> _Problem details_: Write out the whole listing word for word.

[Dataset records]
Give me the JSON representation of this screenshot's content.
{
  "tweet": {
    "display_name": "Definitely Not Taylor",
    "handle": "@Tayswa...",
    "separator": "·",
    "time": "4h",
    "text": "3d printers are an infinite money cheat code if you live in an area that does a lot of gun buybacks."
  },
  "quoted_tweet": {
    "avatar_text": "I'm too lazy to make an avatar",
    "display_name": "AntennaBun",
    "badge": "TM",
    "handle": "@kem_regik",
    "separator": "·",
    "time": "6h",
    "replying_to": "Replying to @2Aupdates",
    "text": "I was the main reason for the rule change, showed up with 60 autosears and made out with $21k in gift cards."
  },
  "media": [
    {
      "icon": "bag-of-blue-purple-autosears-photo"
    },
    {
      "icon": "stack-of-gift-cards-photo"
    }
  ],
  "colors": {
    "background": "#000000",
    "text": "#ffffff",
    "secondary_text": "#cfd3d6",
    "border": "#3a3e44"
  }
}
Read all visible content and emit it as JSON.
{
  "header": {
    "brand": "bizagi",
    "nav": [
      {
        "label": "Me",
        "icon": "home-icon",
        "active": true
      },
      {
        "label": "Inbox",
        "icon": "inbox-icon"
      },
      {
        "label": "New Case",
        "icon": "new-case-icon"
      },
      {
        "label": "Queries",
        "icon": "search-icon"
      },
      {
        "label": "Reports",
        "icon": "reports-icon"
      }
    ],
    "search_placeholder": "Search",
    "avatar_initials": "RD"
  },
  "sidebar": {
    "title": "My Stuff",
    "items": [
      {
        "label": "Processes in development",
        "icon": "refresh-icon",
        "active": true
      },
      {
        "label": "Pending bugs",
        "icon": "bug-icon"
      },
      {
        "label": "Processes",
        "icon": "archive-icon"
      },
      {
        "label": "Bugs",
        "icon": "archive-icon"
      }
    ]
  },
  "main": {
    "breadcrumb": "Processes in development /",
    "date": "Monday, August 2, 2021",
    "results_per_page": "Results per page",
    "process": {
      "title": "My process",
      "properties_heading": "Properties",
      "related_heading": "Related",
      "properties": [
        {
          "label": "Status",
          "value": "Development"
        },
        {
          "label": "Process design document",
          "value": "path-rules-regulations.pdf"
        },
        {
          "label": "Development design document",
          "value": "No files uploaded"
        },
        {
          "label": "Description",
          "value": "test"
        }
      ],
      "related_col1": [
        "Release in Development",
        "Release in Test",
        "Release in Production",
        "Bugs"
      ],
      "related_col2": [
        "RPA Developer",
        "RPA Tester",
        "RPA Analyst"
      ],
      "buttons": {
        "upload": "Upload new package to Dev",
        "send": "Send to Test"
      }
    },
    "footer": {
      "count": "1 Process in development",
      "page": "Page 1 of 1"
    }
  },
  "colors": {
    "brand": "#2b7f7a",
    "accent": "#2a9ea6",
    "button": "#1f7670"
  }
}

> _Answer to the exercise_:
Give me the JSON representation of this screenshot's content.
{
  "tweet": {
    "display_name": "Definitely Not Taylor",
    "handle": "@Tayswa...",
    "separator": "·",
    "time": "4h",
    "text": "3d printers are an infinite money cheat code if you live in an area that does a lot of gun buybacks."
  },
  "quoted_tweet": {
    "avatar_text": "I'm too lazy to make an avatar",
    "display_name": "AntennaBun",
    "badge": "TM",
    "handle": "@kem_regik",
    "separator": "·",
    "time": "6h",
    "replying_to": "Replying to @2Aupdates",
    "text": "I was the main reason for the rule change, showed up with 60 autosears and made out with $21k in gift cards."
  },
  "media": [
    {
      "icon": "bag-of-blue-purple-autosears-photo"
    },
    {
      "icon": "stack-of-gift-cards-photo"
    }
  ],
  "colors": {
    "background": "#000000",
    "text": "#ffffff",
    "secondary_text": "#cfd3d6",
    "border": "#3a3e44"
  }
}
Read all visible content and emit it as JSON.
{
  "header": {
    "brand": "bizagi",
    "nav": [
      {
        "label": "Me",
        "icon": "home-icon",
        "active": true
      },
      {
        "label": "Inbox",
        "icon": "inbox-icon"
      },
      {
        "label": "New Case",
        "icon": "new-case-icon"
      },
      {
        "label": "Queries",
        "icon": "search-icon"
      },
      {
        "label": "Reports",
        "icon": "reports-icon"
      }
    ],
    "search_placeholder": "Search",
    "avatar_initials": "RD"
  },
  "sidebar": {
    "title": "My Stuff",
    "items": [
      {
        "label": "Processes in development",
        "icon": "refresh-icon",
        "active": true
      },
      {
        "label": "Pending bugs",
        "icon": "bug-icon"
      },
      {
        "label": "Processes",
        "icon": "archive-icon"
      },
      {
        "label": "Bugs",
        "icon": "archive-icon"
      }
    ]
  },
  "main": {
    "breadcrumb": "Processes in development /",
    "date": "Monday, August 2, 2021",
    "results_per_page": "Results per page",
    "process": {
      "title": "My process",
      "properties_heading": "Properties",
      "related_heading": "Related",
      "properties": [
        {
          "label": "Status",
          "value": "Development"
        },
        {
          "label": "Process design document",
          "value": "path-rules-regulations.pdf"
        },
        {
          "label": "Development design document",
          "value": "No files uploaded"
        },
        {
          "label": "Description",
          "value": "test"
        }
      ],
      "related_col1": [
        "Release in Development",
        "Release in Test",
        "Release in Production",
        "Bugs"
      ],
      "related_col2": [
        "RPA Developer",
        "RPA Tester",
        "RPA Analyst"
      ],
      "buttons": {
        "upload": "Upload new package to Dev",
        "send": "Send to Test"
      }
    },
    "footer": {
      "count": "1 Process in development",
      "page": "Page 1 of 1"
    }
  },
  "colors": {
    "brand": "#2b7f7a",
    "accent": "#2a9ea6",
    "button": "#1f7670"
  }
}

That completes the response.